Scan the listing below and copy every line holding "bunch".

· · · ·

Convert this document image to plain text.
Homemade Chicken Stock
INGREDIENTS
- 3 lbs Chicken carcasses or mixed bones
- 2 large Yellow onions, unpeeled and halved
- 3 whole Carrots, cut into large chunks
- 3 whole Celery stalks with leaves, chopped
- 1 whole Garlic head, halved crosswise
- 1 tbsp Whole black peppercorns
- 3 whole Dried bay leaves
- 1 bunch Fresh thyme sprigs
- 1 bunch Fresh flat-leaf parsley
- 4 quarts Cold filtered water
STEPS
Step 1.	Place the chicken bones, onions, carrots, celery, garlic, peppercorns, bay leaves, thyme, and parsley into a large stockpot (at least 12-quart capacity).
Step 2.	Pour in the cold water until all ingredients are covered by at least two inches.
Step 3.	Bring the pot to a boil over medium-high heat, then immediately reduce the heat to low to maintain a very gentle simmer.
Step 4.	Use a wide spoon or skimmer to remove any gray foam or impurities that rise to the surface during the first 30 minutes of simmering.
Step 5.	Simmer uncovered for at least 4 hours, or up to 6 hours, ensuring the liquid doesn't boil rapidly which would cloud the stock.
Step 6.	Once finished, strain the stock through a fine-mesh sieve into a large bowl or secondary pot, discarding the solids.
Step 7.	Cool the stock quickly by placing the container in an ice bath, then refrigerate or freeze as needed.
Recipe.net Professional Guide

· · · ·

_Solution to this problem:_
- 1 bunch Fresh thyme sprigs
- 1 bunch Fresh flat-leaf parsley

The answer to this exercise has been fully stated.